══ RECORD EXTRACTS

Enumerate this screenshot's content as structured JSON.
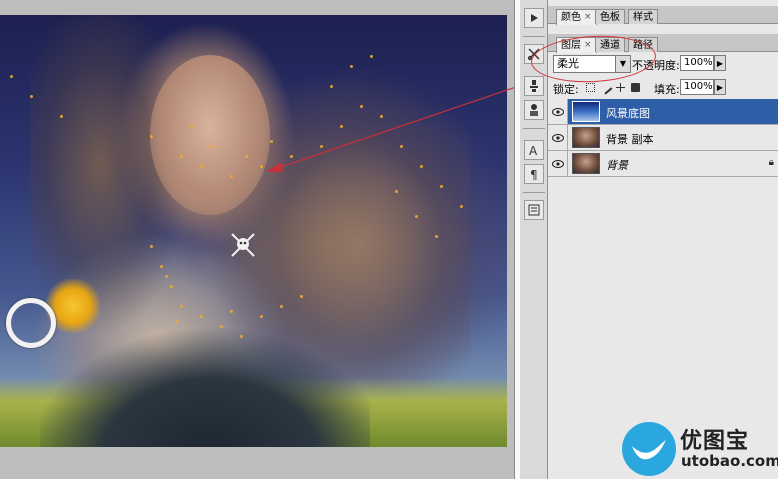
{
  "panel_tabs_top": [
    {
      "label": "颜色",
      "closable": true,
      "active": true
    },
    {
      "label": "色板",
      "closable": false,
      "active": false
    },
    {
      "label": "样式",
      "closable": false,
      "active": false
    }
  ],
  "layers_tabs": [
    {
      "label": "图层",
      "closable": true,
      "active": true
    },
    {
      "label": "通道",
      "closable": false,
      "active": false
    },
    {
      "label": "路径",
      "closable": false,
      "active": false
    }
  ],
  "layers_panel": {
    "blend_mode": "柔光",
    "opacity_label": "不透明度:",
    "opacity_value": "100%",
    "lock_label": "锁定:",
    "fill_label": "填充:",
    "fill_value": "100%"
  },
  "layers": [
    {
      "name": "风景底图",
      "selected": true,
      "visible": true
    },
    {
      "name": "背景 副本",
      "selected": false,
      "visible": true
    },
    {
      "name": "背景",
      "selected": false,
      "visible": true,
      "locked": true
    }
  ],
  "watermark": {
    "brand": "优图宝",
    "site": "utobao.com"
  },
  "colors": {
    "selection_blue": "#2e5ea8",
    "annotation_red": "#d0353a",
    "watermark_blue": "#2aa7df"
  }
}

════
══ RECORD EXTRACTS

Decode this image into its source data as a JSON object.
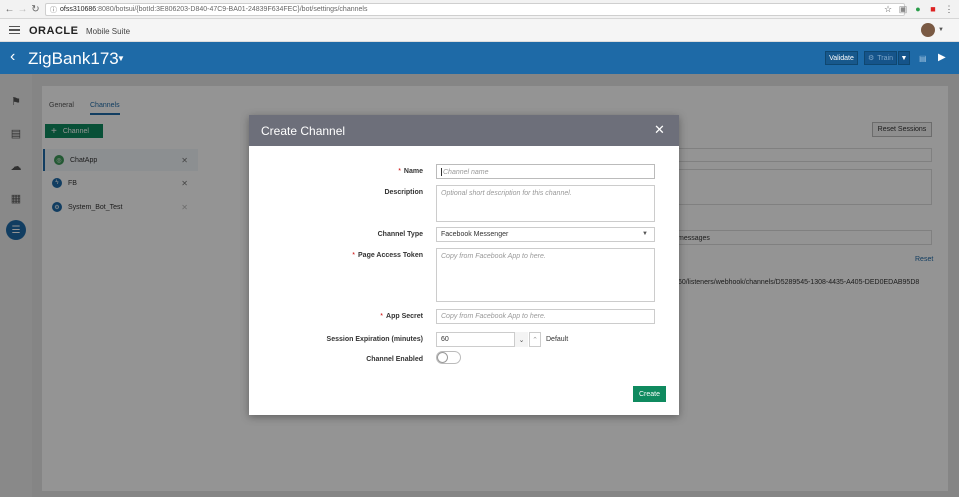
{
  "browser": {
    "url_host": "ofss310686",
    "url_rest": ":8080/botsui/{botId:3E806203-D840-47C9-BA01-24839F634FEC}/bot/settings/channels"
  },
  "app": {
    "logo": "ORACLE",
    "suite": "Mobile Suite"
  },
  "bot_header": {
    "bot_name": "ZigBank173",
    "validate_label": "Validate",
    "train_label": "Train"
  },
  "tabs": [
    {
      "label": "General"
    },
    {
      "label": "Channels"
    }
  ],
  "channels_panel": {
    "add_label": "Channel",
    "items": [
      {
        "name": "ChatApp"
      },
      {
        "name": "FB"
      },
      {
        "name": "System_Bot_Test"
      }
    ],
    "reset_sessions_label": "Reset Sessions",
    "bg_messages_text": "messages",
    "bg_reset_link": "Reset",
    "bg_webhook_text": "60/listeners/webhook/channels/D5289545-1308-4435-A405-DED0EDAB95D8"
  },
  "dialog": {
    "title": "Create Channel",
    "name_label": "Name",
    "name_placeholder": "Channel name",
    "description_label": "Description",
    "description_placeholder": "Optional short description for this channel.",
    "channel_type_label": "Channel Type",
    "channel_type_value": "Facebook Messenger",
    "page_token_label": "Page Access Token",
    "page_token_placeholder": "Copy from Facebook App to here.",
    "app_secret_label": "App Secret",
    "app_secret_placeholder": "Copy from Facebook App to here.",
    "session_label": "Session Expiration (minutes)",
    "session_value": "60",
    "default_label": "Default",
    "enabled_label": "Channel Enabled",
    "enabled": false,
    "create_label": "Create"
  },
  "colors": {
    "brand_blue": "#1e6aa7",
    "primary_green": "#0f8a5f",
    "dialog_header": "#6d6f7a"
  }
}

════

▶ **SHORT TASK**:
Which lines contain "Facebook"? Show each of them.

▶ **EXERCISE ANSWER**:
    "channel_type_value": "Facebook Messenger",
    "page_token_placeholder": "Copy from Facebook App to here.",
    "app_secret_placeholder": "Copy from Facebook App to here.",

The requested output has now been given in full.